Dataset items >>
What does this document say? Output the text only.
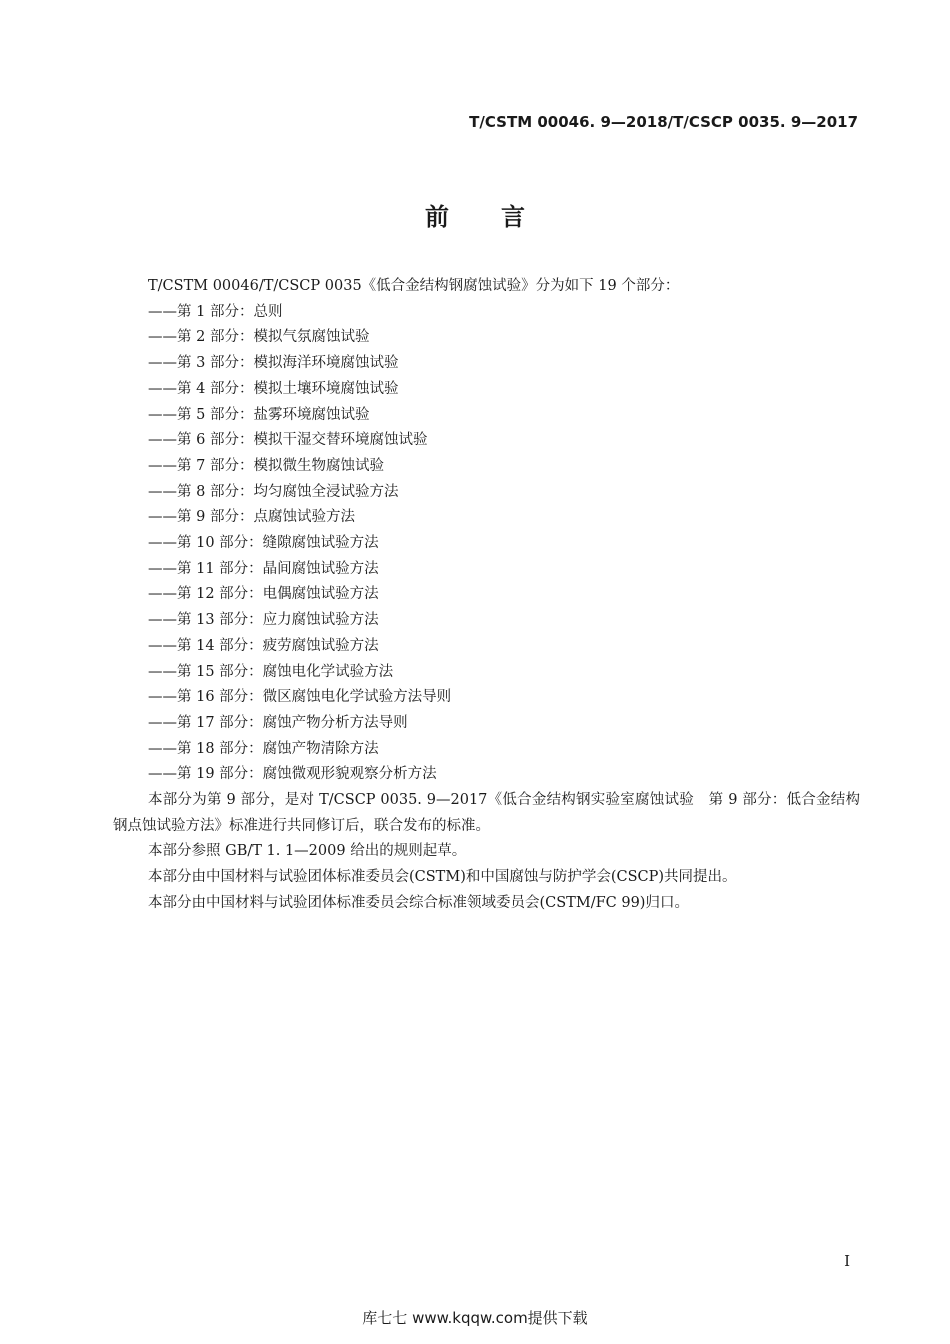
T/CSTM 00046. 9—2018/T/CSCP 0035. 9—2017
前言
T/CSTM 00046/T/CSCP 0035《低合金结构钢腐蚀试验》分为如下 19 个部分：
——第 1 部分：总则
——第 2 部分：模拟气氛腐蚀试验
——第 3 部分：模拟海洋环境腐蚀试验
——第 4 部分：模拟土壤环境腐蚀试验
——第 5 部分：盐雾环境腐蚀试验
——第 6 部分：模拟干湿交替环境腐蚀试验
——第 7 部分：模拟微生物腐蚀试验
——第 8 部分：均匀腐蚀全浸试验方法
——第 9 部分：点腐蚀试验方法
——第 10 部分：缝隙腐蚀试验方法
——第 11 部分：晶间腐蚀试验方法
——第 12 部分：电偶腐蚀试验方法
——第 13 部分：应力腐蚀试验方法
——第 14 部分：疲劳腐蚀试验方法
——第 15 部分：腐蚀电化学试验方法
——第 16 部分：微区腐蚀电化学试验方法导则
——第 17 部分：腐蚀产物分析方法导则
——第 18 部分：腐蚀产物清除方法
——第 19 部分：腐蚀微观形貌观察分析方法
本部分为第 9 部分，是对 T/CSCP 0035. 9—2017《低合金结构钢实验室腐蚀试验　第 9 部分：低合金结构钢点蚀试验方法》标准进行共同修订后，联合发布的标准。
本部分参照 GB/T 1. 1—2009 给出的规则起草。
本部分由中国材料与试验团体标准委员会(CSTM)和中国腐蚀与防护学会(CSCP)共同提出。
本部分由中国材料与试验团体标准委员会综合标准领域委员会(CSTM/FC 99)归口。
I
库七七 www.kqqw.com提供下载
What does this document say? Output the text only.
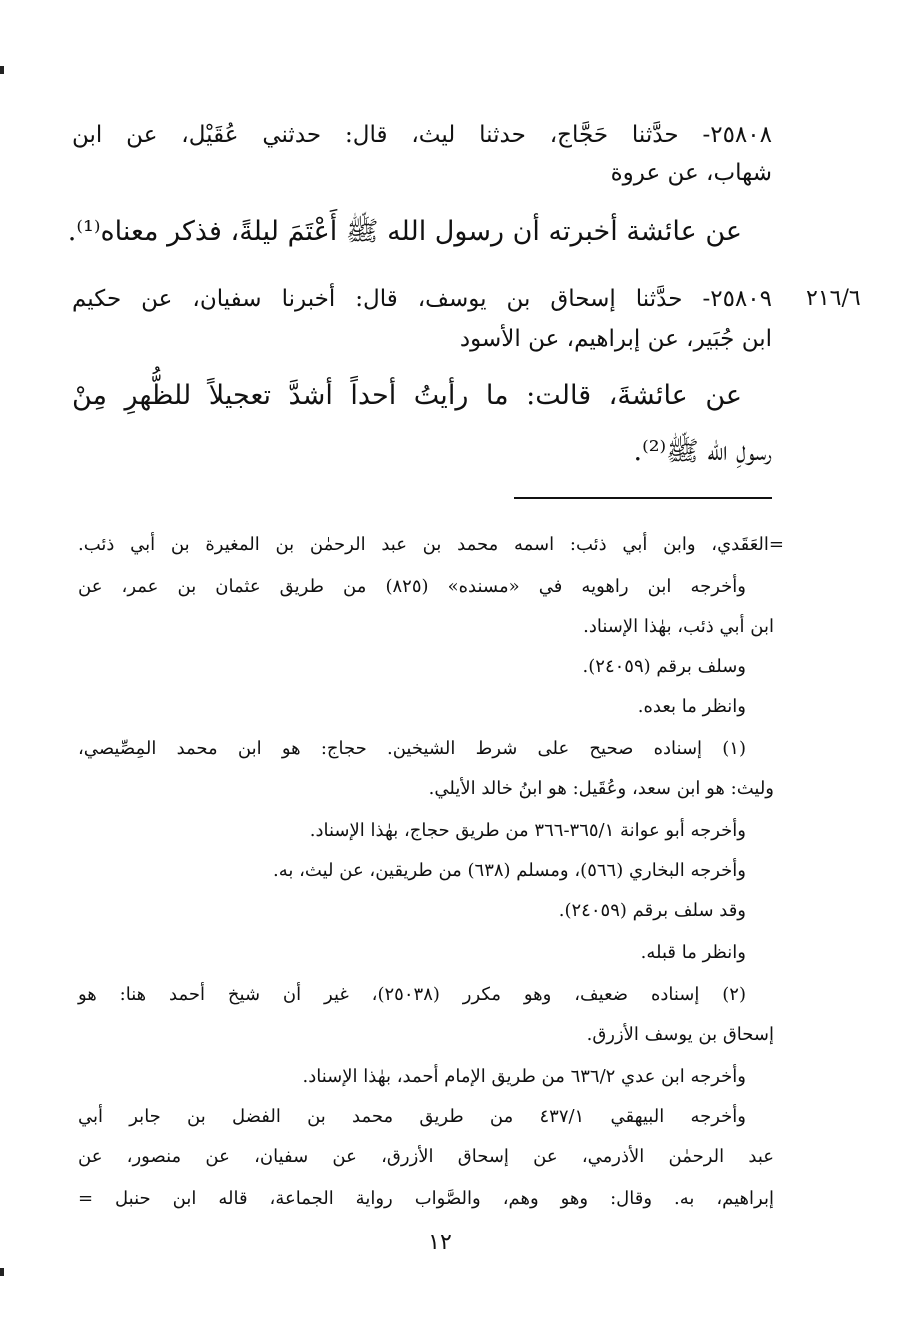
٢١٦/٦
٢٥٨٠٨- حدَّثنا حَجَّاج، حدثنا ليث، قال: حدثني عُقَيْل، عن ابن
شهاب، عن عروة
عن عائشة أخبرته أن رسول الله ﷺ أَعْتَمَ ليلةً، فذكر معناه⁽¹⁾.
٢٥٨٠٩- حدَّثنا إسحاق بن يوسف، قال: أخبرنا سفيان، عن حكيم
ابن جُبَير، عن إبراهيم، عن الأسود
عن عائشةَ، قالت: ما رأيتُ أحداً أشدَّ تعجيلاً للظُّهرِ مِنْ
رسولِ الله ﷺ⁽²⁾.
=العَقَدي، وابن أبي ذئب: اسمه محمد بن عبد الرحمٰن بن المغيرة بن أبي ذئب.
وأخرجه ابن راهويه في «مسنده» (٨٢٥) من طريق عثمان بن عمر، عن
ابن أبي ذئب، بهٰذا الإسناد.
وسلف برقم (٢٤٠٥٩).
وانظر ما بعده.
(١) إسناده صحيح على شرط الشيخين. حجاج: هو ابن محمد المِصِّيصي،
وليث: هو ابن سعد، وعُقَيل: هو ابنُ خالد الأيلي.
وأخرجه أبو عوانة ٣٦٥/١-٣٦٦ من طريق حجاج، بهٰذا الإسناد.
وأخرجه البخاري (٥٦٦)، ومسلم (٦٣٨) من طريقين، عن ليث، به.
وقد سلف برقم (٢٤٠٥٩).
وانظر ما قبله.
(٢) إسناده ضعيف، وهو مكرر (٢٥٠٣٨)، غير أن شيخ أحمد هنا: هو
إسحاق بن يوسف الأزرق.
وأخرجه ابن عدي ٦٣٦/٢ من طريق الإمام أحمد، بهٰذا الإسناد.
وأخرجه البيهقي ٤٣٧/١ من طريق محمد بن الفضل بن جابر أبي
عبد الرحمٰن الأذرمي، عن إسحاق الأزرق، عن سفيان، عن منصور، عن
إبراهيم، به. وقال: وهو وهم، والصَّواب رواية الجماعة، قاله ابن حنبل =
١٢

Instructions for the task >>
Reproduce the listing above exactly, excluding all pictures.

Answer to the exercise >>
What does this document say? Output the text only.
T/CSTM 00046. 9—2018/T/CSCP 0035. 9—2017
前言
T/CSTM 00046/T/CSCP 0035《低合金结构钢腐蚀试验》分为如下 19 个部分：
——第 1 部分：总则
——第 2 部分：模拟气氛腐蚀试验
——第 3 部分：模拟海洋环境腐蚀试验
——第 4 部分：模拟土壤环境腐蚀试验
——第 5 部分：盐雾环境腐蚀试验
——第 6 部分：模拟干湿交替环境腐蚀试验
——第 7 部分：模拟微生物腐蚀试验
——第 8 部分：均匀腐蚀全浸试验方法
——第 9 部分：点腐蚀试验方法
——第 10 部分：缝隙腐蚀试验方法
——第 11 部分：晶间腐蚀试验方法
——第 12 部分：电偶腐蚀试验方法
——第 13 部分：应力腐蚀试验方法
——第 14 部分：疲劳腐蚀试验方法
——第 15 部分：腐蚀电化学试验方法
——第 16 部分：微区腐蚀电化学试验方法导则
——第 17 部分：腐蚀产物分析方法导则
——第 18 部分：腐蚀产物清除方法
——第 19 部分：腐蚀微观形貌观察分析方法
本部分为第 9 部分，是对 T/CSCP 0035. 9—2017《低合金结构钢实验室腐蚀试验　第 9 部分：低合金结构钢点蚀试验方法》标准进行共同修订后，联合发布的标准。
本部分参照 GB/T 1. 1—2009 给出的规则起草。
本部分由中国材料与试验团体标准委员会(CSTM)和中国腐蚀与防护学会(CSCP)共同提出。
本部分由中国材料与试验团体标准委员会综合标准领域委员会(CSTM/FC 99)归口。
I
库七七 www.kqqw.com提供下载
What does this document say? Output the text only.
٢١٦/٦
٢٥٨٠٨- حدَّثنا حَجَّاج، حدثنا ليث، قال: حدثني عُقَيْل، عن ابن
شهاب، عن عروة
عن عائشة أخبرته أن رسول الله ﷺ أَعْتَمَ ليلةً، فذكر معناه⁽¹⁾.
٢٥٨٠٩- حدَّثنا إسحاق بن يوسف، قال: أخبرنا سفيان، عن حكيم
ابن جُبَير، عن إبراهيم، عن الأسود
عن عائشةَ، قالت: ما رأيتُ أحداً أشدَّ تعجيلاً للظُّهرِ مِنْ
رسولِ الله ﷺ⁽²⁾.
=العَقَدي، وابن أبي ذئب: اسمه محمد بن عبد الرحمٰن بن المغيرة بن أبي ذئب.
وأخرجه ابن راهويه في «مسنده» (٨٢٥) من طريق عثمان بن عمر، عن
ابن أبي ذئب، بهٰذا الإسناد.
وسلف برقم (٢٤٠٥٩).
وانظر ما بعده.
(١) إسناده صحيح على شرط الشيخين. حجاج: هو ابن محمد المِصِّيصي،
وليث: هو ابن سعد، وعُقَيل: هو ابنُ خالد الأيلي.
وأخرجه أبو عوانة ٣٦٥/١-٣٦٦ من طريق حجاج، بهٰذا الإسناد.
وأخرجه البخاري (٥٦٦)، ومسلم (٦٣٨) من طريقين، عن ليث، به.
وقد سلف برقم (٢٤٠٥٩).
وانظر ما قبله.
(٢) إسناده ضعيف، وهو مكرر (٢٥٠٣٨)، غير أن شيخ أحمد هنا: هو
إسحاق بن يوسف الأزرق.
وأخرجه ابن عدي ٦٣٦/٢ من طريق الإمام أحمد، بهٰذا الإسناد.
وأخرجه البيهقي ٤٣٧/١ من طريق محمد بن الفضل بن جابر أبي
عبد الرحمٰن الأذرمي، عن إسحاق الأزرق، عن سفيان، عن منصور، عن
إبراهيم، به. وقال: وهو وهم، والصَّواب رواية الجماعة، قاله ابن حنبل =
١٢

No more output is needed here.